BEGIN
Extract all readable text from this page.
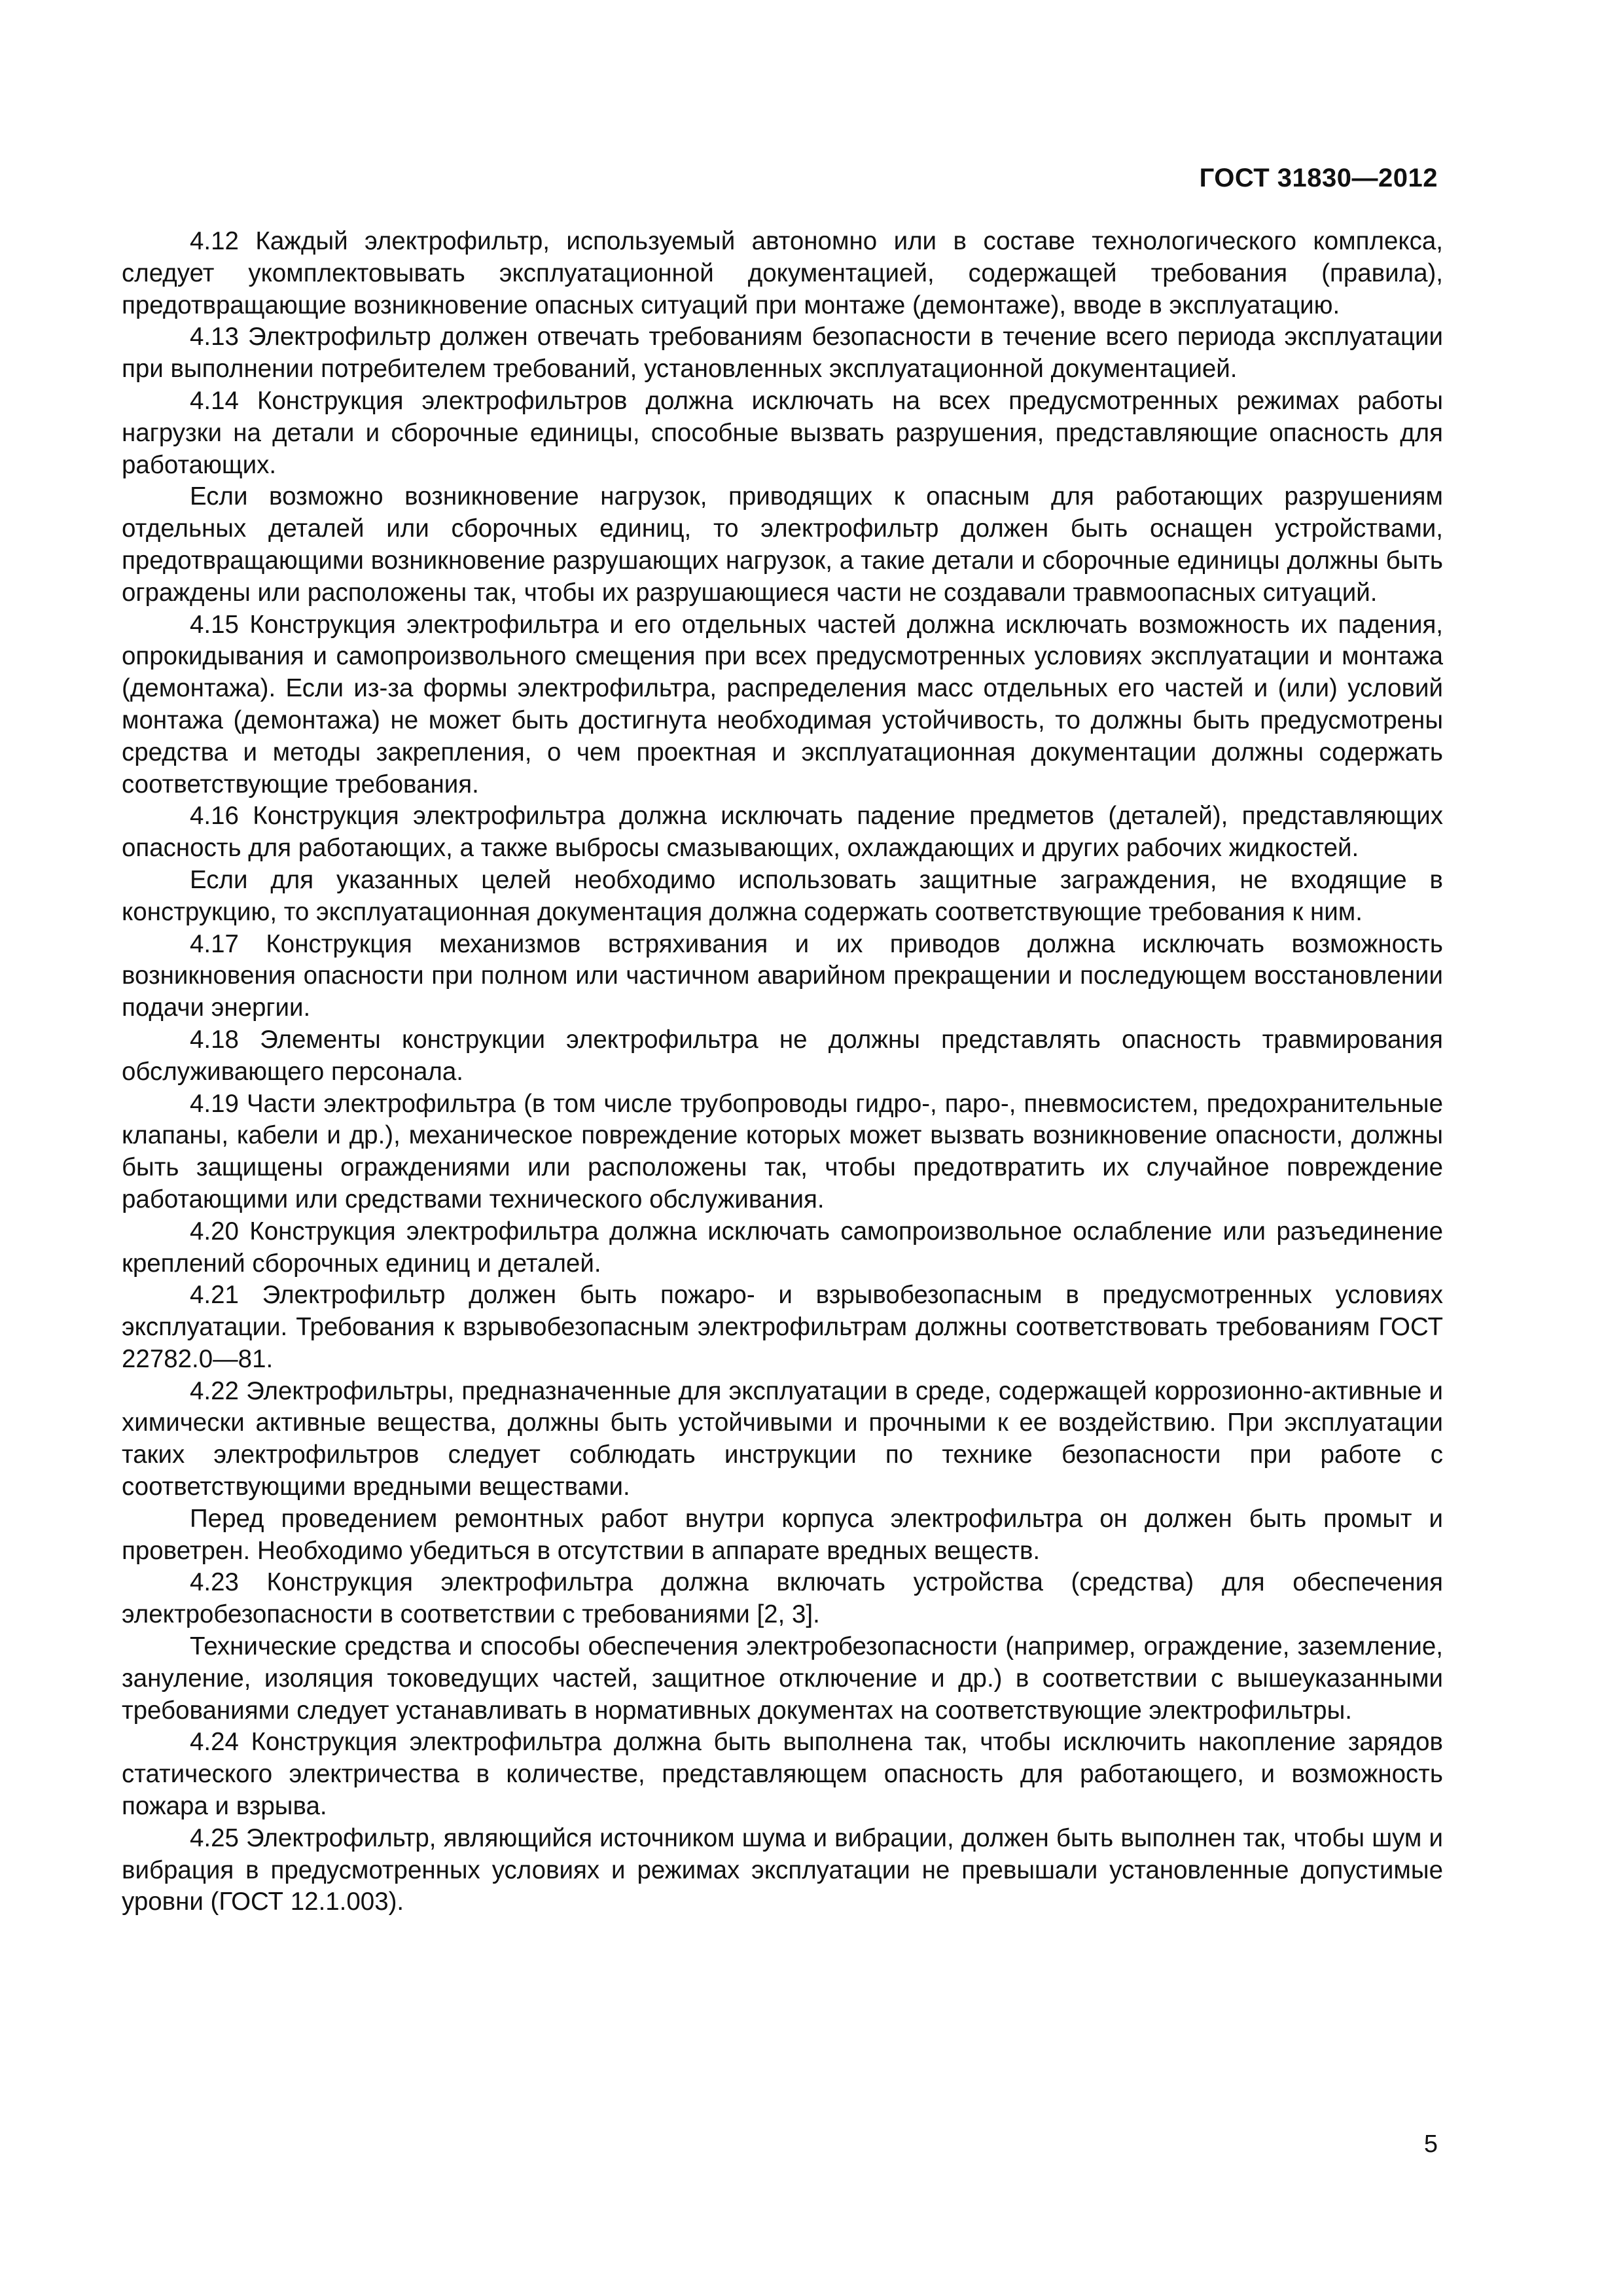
ГОСТ 31830—2012

4.12 Каждый электрофильтр, используемый автономно или в составе технологического комплекса, следует укомплектовывать эксплуатационной документацией, содержащей требования (правила), предотвращающие возникновение опасных ситуаций при монтаже (демонтаже), вводе в эксплуатацию.

4.13 Электрофильтр должен отвечать требованиям безопасности в течение всего периода эксплуатации при выполнении потребителем требований, установленных эксплуатационной документацией.

4.14 Конструкция электрофильтров должна исключать на всех предусмотренных режимах работы нагрузки на детали и сборочные единицы, способные вызвать разрушения, представляющие опасность для работающих.

Если возможно возникновение нагрузок, приводящих к опасным для работающих разрушениям отдельных деталей или сборочных единиц, то электрофильтр должен быть оснащен устройствами, предотвращающими возникновение разрушающих нагрузок, а такие детали и сборочные единицы должны быть ограждены или расположены так, чтобы их разрушающиеся части не создавали травмоопасных ситуаций.

4.15 Конструкция электрофильтра и его отдельных частей должна исключать возможность их падения, опрокидывания и самопроизвольного смещения при всех предусмотренных условиях эксплуатации и монтажа (демонтажа). Если из-за формы электрофильтра, распределения масс отдельных его частей и (или) условий монтажа (демонтажа) не может быть достигнута необходимая устойчивость, то должны быть предусмотрены средства и методы закрепления, о чем проектная и эксплуатационная документации должны содержать соответствующие требования.

4.16 Конструкция электрофильтра должна исключать падение предметов (деталей), представляющих опасность для работающих, а также выбросы смазывающих, охлаждающих и других рабочих жидкостей.

Если для указанных целей необходимо использовать защитные заграждения, не входящие в конструкцию, то эксплуатационная документация должна содержать соответствующие требования к ним.

4.17 Конструкция механизмов встряхивания и их приводов должна исключать возможность возникновения опасности при полном или частичном аварийном прекращении и последующем восстановлении подачи энергии.

4.18 Элементы конструкции электрофильтра не должны представлять опасность травмирования обслуживающего персонала.

4.19 Части электрофильтра (в том числе трубопроводы гидро-, паро-, пневмосистем, предохранительные клапаны, кабели и др.), механическое повреждение которых может вызвать возникновение опасности, должны быть защищены ограждениями или расположены так, чтобы предотвратить их случайное повреждение работающими или средствами технического обслуживания.

4.20 Конструкция электрофильтра должна исключать самопроизвольное ослабление или разъединение креплений сборочных единиц и деталей.

4.21 Электрофильтр должен быть пожаро- и взрывобезопасным в предусмотренных условиях эксплуатации. Требования к взрывобезопасным электрофильтрам должны соответствовать требованиям ГОСТ 22782.0—81.

4.22 Электрофильтры, предназначенные для эксплуатации в среде, содержащей коррозионно-активные и химически активные вещества, должны быть устойчивыми и прочными к ее воздействию. При эксплуатации таких электрофильтров следует соблюдать инструкции по технике безопасности при работе с соответствующими вредными веществами.

Перед проведением ремонтных работ внутри корпуса электрофильтра он должен быть промыт и проветрен. Необходимо убедиться в отсутствии в аппарате вредных веществ.

4.23 Конструкция электрофильтра должна включать устройства (средства) для обеспечения электробезопасности в соответствии с требованиями [2, 3].

Технические средства и способы обеспечения электробезопасности (например, ограждение, заземление, зануление, изоляция токоведущих частей, защитное отключение и др.) в соответствии с вышеуказанными требованиями следует устанавливать в нормативных документах на соответствующие электрофильтры.

4.24 Конструкция электрофильтра должна быть выполнена так, чтобы исключить накопление зарядов статического электричества в количестве, представляющем опасность для работающего, и возможность пожара и взрыва.

4.25 Электрофильтр, являющийся источником шума и вибрации, должен быть выполнен так, чтобы шум и вибрация в предусмотренных условиях и режимах эксплуатации не превышали установленные допустимые уровни (ГОСТ 12.1.003).

5
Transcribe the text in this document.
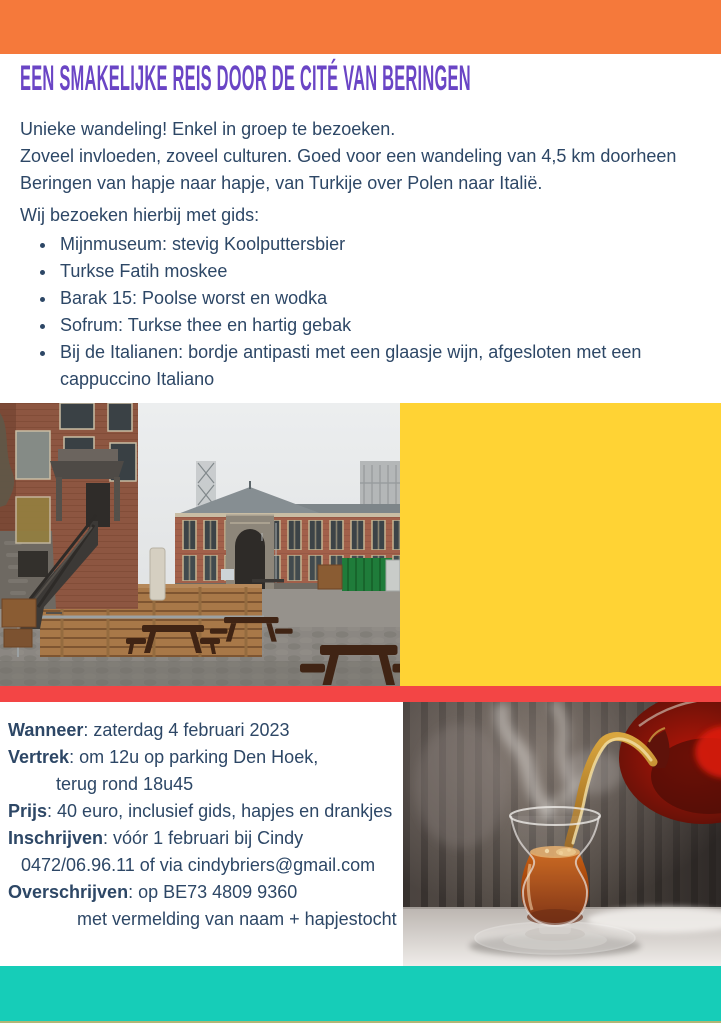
EEN SMAKELIJKE REIS DOOR DE CITÉ VAN BERINGEN

Unieke wandeling! Enkel in groep te bezoeken.

Zoveel invloeden, zoveel culturen. Goed voor een wandeling van 4,5 km doorheen Beringen van hapje naar hapje, van Turkije over Polen naar Italië.

Wij bezoeken hierbij met gids:

• Mijnmuseum: stevig Koolputtersbier
• Turkse Fatih moskee
• Barak 15: Poolse worst en wodka
• Sofrum: Turkse thee en hartig gebak
• Bij de Italianen: bordje antipasti met een glaasje wijn, afgesloten met een cappuccino Italiano
Wanneer: zaterdag 4 februari 2023
Vertrek: om 12u op parking Den Hoek,
terug rond 18u45
Prijs: 40 euro, inclusief gids, hapjes en drankjes
Inschrijven: vóór 1 februari bij Cindy
0472/06.96.11 of via cindybriers@gmail.com
Overschrijven: op BE73 4809 9360
met vermelding van naam + hapjestocht
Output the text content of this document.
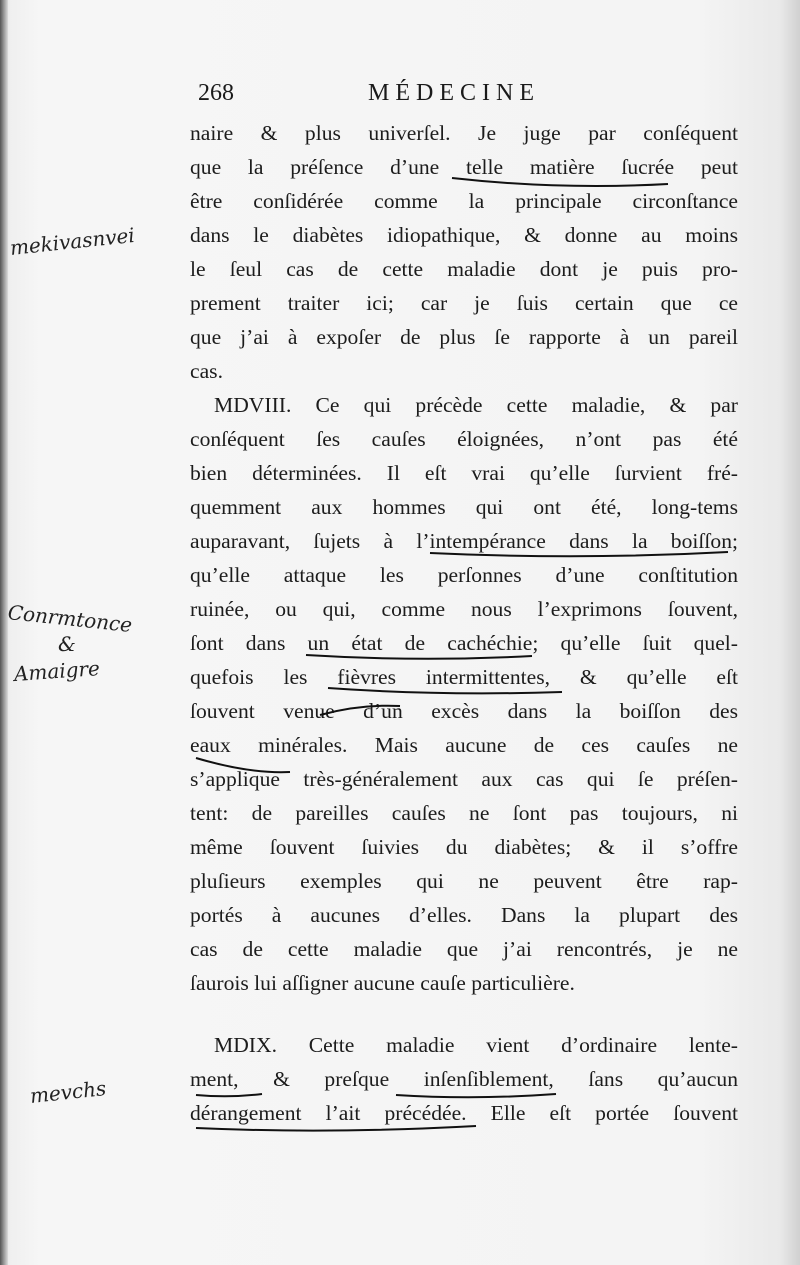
268	MÉDECINE
naire & plus univerſel. Je juge par conſéquent
que la préſence d’une telle matière ſucrée peut
être conſidérée comme la principale circonſtance
dans le diabètes idiopathique, & donne au moins
le ſeul cas de cette maladie dont je puis pro-
prement traiter ici; car je ſuis certain que ce
que j’ai à expoſer de plus ſe rapporte à un pareil
cas.
MDVIII. Ce qui précède cette maladie, & par
conſéquent ſes cauſes éloignées, n’ont pas été
bien déterminées. Il eſt vrai qu’elle ſurvient fré-
quemment aux hommes qui ont été, long-tems
auparavant, ſujets à l’intempérance dans la boiſſon;
qu’elle attaque les perſonnes d’une conſtitution
ruinée, ou qui, comme nous l’exprimons ſouvent,
ſont dans un état de cachéchie; qu’elle ſuit quel-
quefois les fièvres intermittentes, & qu’elle eſt
ſouvent venue d’un excès dans la boiſſon des
eaux minérales. Mais aucune de ces cauſes ne
s’applique très-généralement aux cas qui ſe préſen-
tent: de pareilles cauſes ne ſont pas toujours, ni
même ſouvent ſuivies du diabètes; & il s’offre
pluſieurs exemples qui ne peuvent être rap-
portés à aucunes d’elles. Dans la plupart des
cas de cette maladie que j’ai rencontrés, je ne
ſaurois lui aſſigner aucune cauſe particulière.
MDIX. Cette maladie vient d’ordinaire lente-
ment, & preſque inſenſiblement, ſans qu’aucun
dérangement l’ait précédée. Elle eſt portée ſouvent
mekivasnvei
Conrmtonce
&
Amaigre
mevchs
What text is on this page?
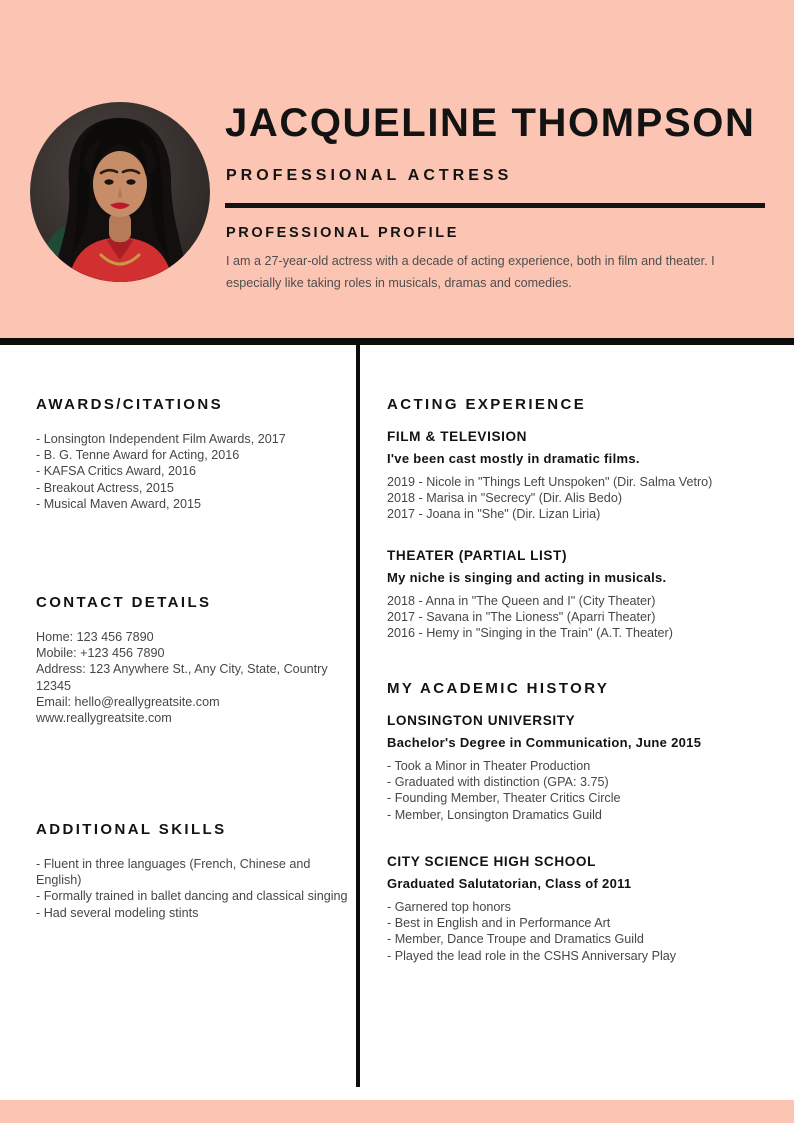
JACQUELINE THOMPSON
PROFESSIONAL ACTRESS
PROFESSIONAL PROFILE
I am a 27-year-old actress with a decade of acting experience, both in film and theater. I especially like taking roles in musicals, dramas and comedies.
AWARDS/CITATIONS
- Lonsington Independent Film Awards, 2017
- B. G. Tenne Award for Acting, 2016
- KAFSA Critics Award, 2016
- Breakout Actress, 2015
- Musical Maven Award, 2015
CONTACT DETAILS
Home: 123 456 7890
Mobile: +123 456 7890
Address: 123 Anywhere St., Any City, State, Country 12345
Email: hello@reallygreatsite.com
www.reallygreatsite.com
ADDITIONAL SKILLS
- Fluent in three languages (French, Chinese and English)
- Formally trained in ballet dancing and classical singing
- Had several modeling stints
ACTING EXPERIENCE
FILM & TELEVISION
I've been cast mostly in dramatic films.
2019 - Nicole in "Things Left Unspoken" (Dir. Salma Vetro)
2018 - Marisa in "Secrecy" (Dir. Alis Bedo)
2017 - Joana in "She" (Dir. Lizan Liria)
THEATER (PARTIAL LIST)
My niche is singing and acting in musicals.
2018 - Anna in "The Queen and I" (City Theater)
2017 - Savana in "The Lioness" (Aparri Theater)
2016 - Hemy in "Singing in the Train" (A.T. Theater)
MY ACADEMIC HISTORY
LONSINGTON UNIVERSITY
Bachelor's Degree in Communication, June 2015
- Took a Minor in Theater Production
- Graduated with distinction (GPA: 3.75)
- Founding Member, Theater Critics Circle
- Member, Lonsington Dramatics Guild
CITY SCIENCE HIGH SCHOOL
Graduated Salutatorian, Class of 2011
- Garnered top honors
- Best in English and in Performance Art
- Member, Dance Troupe and Dramatics Guild
- Played the lead role in the CSHS Anniversary Play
END
→ **SHORT EXERCISE**:
Search the entries for the word "English" and copy every line that has it.

→ **COMPLETED TASK**:
- Fluent in three languages (French, Chinese and English)
- Best in English and in Performance Art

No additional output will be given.